*What to work on:*
Reproduce the listing below without changes, except that pictures are left out.

-------- Data supplied --------

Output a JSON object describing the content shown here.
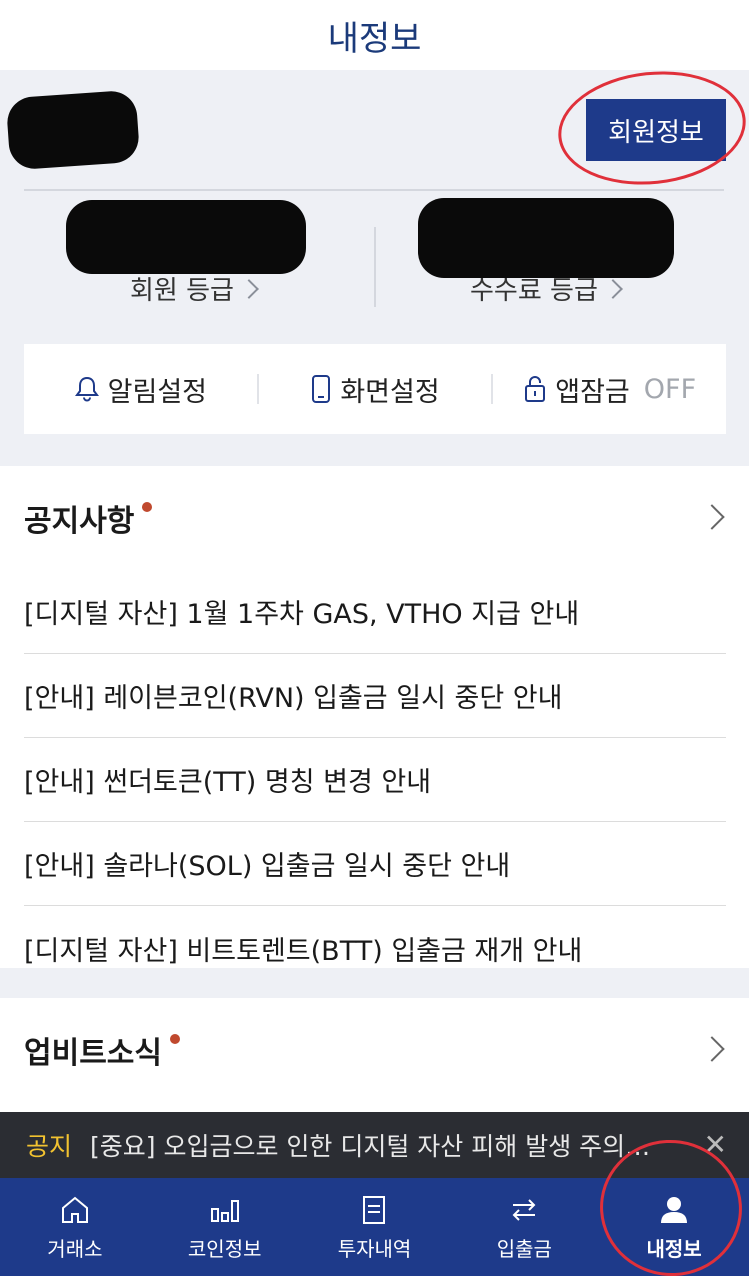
{
  "header": {
    "title": "내정보"
  },
  "profile": {
    "member_info_button": "회원정보",
    "member_grade_label": "회원 등급",
    "fee_grade_label": "수수료 등급"
  },
  "settings": {
    "items": [
      {
        "label": "알림설정",
        "icon": "bell-icon"
      },
      {
        "label": "화면설정",
        "icon": "phone-icon"
      },
      {
        "label": "앱잠금",
        "icon": "lock-icon",
        "status": "OFF"
      }
    ]
  },
  "notices": {
    "title": "공지사항",
    "items": [
      "[디지털 자산] 1월 1주차 GAS, VTHO 지급 안내",
      "[안내] 레이븐코인(RVN) 입출금 일시 중단 안내",
      "[안내] 썬더토큰(TT) 명칭 변경 안내",
      "[안내] 솔라나(SOL) 입출금 일시 중단 안내",
      "[디지털 자산] 비트토렌트(BTT) 입출금 재개 안내"
    ]
  },
  "news": {
    "title": "업비트소식"
  },
  "ticker": {
    "tag": "공지",
    "message": "[중요] 오입금으로 인한 디지털 자산 피해 발생 주의…"
  },
  "tabbar": {
    "tabs": [
      {
        "label": "거래소",
        "icon": "home-icon"
      },
      {
        "label": "코인정보",
        "icon": "bar-chart-icon"
      },
      {
        "label": "투자내역",
        "icon": "document-icon"
      },
      {
        "label": "입출금",
        "icon": "transfer-icon"
      },
      {
        "label": "내정보",
        "icon": "user-icon",
        "active": true
      }
    ]
  },
  "colors": {
    "brand": "#1e3a8a",
    "title": "#1b3a7a",
    "ticker_bg": "#2b2d33",
    "ticker_tag": "#f2c230",
    "dot": "#c0492e",
    "annotation": "#e0303a"
  }
}
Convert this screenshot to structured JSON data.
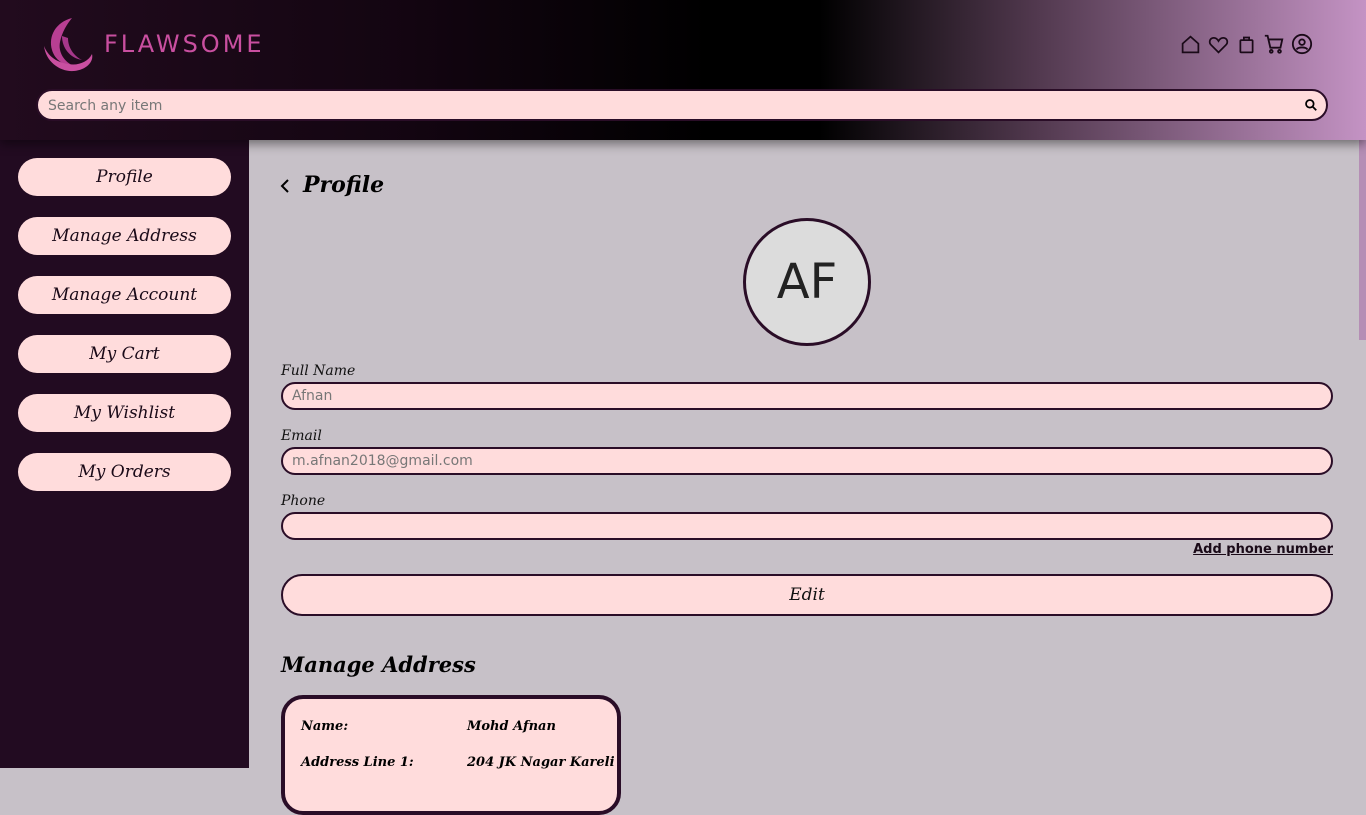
{
  "header": {
    "brand": "FLAWSOME",
    "search_placeholder": "Search any item",
    "icons": [
      "home-icon",
      "heart-icon",
      "shopping-bag-icon",
      "cart-icon",
      "account-icon"
    ]
  },
  "sidebar": {
    "items": [
      {
        "label": "Profile"
      },
      {
        "label": "Manage Address"
      },
      {
        "label": "Manage Account"
      },
      {
        "label": "My Cart"
      },
      {
        "label": "My Wishlist"
      },
      {
        "label": "My Orders"
      }
    ]
  },
  "profile": {
    "title": "Profile",
    "avatar_initials": "AF",
    "full_name_label": "Full Name",
    "full_name_value": "Afnan",
    "email_label": "Email",
    "email_value": "m.afnan2018@gmail.com",
    "phone_label": "Phone",
    "phone_value": "",
    "add_phone_link": "Add phone number",
    "edit_button": "Edit"
  },
  "address": {
    "title": "Manage Address",
    "rows": [
      {
        "key": "Name:",
        "value": "Mohd Afnan"
      },
      {
        "key": "Address Line 1:",
        "value": "204 JK Nagar Kareli"
      }
    ]
  },
  "colors": {
    "accent": "#c94fa0",
    "field_bg": "#ffdcdc",
    "sidebar_bg": "#220b21",
    "main_bg": "#c7c1c8",
    "border": "#2a0d27"
  }
}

--------

*Answer to this exercise:*
Output a JSON object describing the content shown here.
{
  "header": {
    "title": "내정보"
  },
  "profile": {
    "member_info_button": "회원정보",
    "member_grade_label": "회원 등급",
    "fee_grade_label": "수수료 등급"
  },
  "settings": {
    "items": [
      {
        "label": "알림설정",
        "icon": "bell-icon"
      },
      {
        "label": "화면설정",
        "icon": "phone-icon"
      },
      {
        "label": "앱잠금",
        "icon": "lock-icon",
        "status": "OFF"
      }
    ]
  },
  "notices": {
    "title": "공지사항",
    "items": [
      "[디지털 자산] 1월 1주차 GAS, VTHO 지급 안내",
      "[안내] 레이븐코인(RVN) 입출금 일시 중단 안내",
      "[안내] 썬더토큰(TT) 명칭 변경 안내",
      "[안내] 솔라나(SOL) 입출금 일시 중단 안내",
      "[디지털 자산] 비트토렌트(BTT) 입출금 재개 안내"
    ]
  },
  "news": {
    "title": "업비트소식"
  },
  "ticker": {
    "tag": "공지",
    "message": "[중요] 오입금으로 인한 디지털 자산 피해 발생 주의…"
  },
  "tabbar": {
    "tabs": [
      {
        "label": "거래소",
        "icon": "home-icon"
      },
      {
        "label": "코인정보",
        "icon": "bar-chart-icon"
      },
      {
        "label": "투자내역",
        "icon": "document-icon"
      },
      {
        "label": "입출금",
        "icon": "transfer-icon"
      },
      {
        "label": "내정보",
        "icon": "user-icon",
        "active": true
      }
    ]
  },
  "colors": {
    "brand": "#1e3a8a",
    "title": "#1b3a7a",
    "ticker_bg": "#2b2d33",
    "ticker_tag": "#f2c230",
    "dot": "#c0492e",
    "annotation": "#e0303a"
  }
}
Convert this screenshot to structured JSON data.
{
  "header": {
    "brand": "FLAWSOME",
    "search_placeholder": "Search any item",
    "icons": [
      "home-icon",
      "heart-icon",
      "shopping-bag-icon",
      "cart-icon",
      "account-icon"
    ]
  },
  "sidebar": {
    "items": [
      {
        "label": "Profile"
      },
      {
        "label": "Manage Address"
      },
      {
        "label": "Manage Account"
      },
      {
        "label": "My Cart"
      },
      {
        "label": "My Wishlist"
      },
      {
        "label": "My Orders"
      }
    ]
  },
  "profile": {
    "title": "Profile",
    "avatar_initials": "AF",
    "full_name_label": "Full Name",
    "full_name_value": "Afnan",
    "email_label": "Email",
    "email_value": "m.afnan2018@gmail.com",
    "phone_label": "Phone",
    "phone_value": "",
    "add_phone_link": "Add phone number",
    "edit_button": "Edit"
  },
  "address": {
    "title": "Manage Address",
    "rows": [
      {
        "key": "Name:",
        "value": "Mohd Afnan"
      },
      {
        "key": "Address Line 1:",
        "value": "204 JK Nagar Kareli"
      }
    ]
  },
  "colors": {
    "accent": "#c94fa0",
    "field_bg": "#ffdcdc",
    "sidebar_bg": "#220b21",
    "main_bg": "#c7c1c8",
    "border": "#2a0d27"
  }
}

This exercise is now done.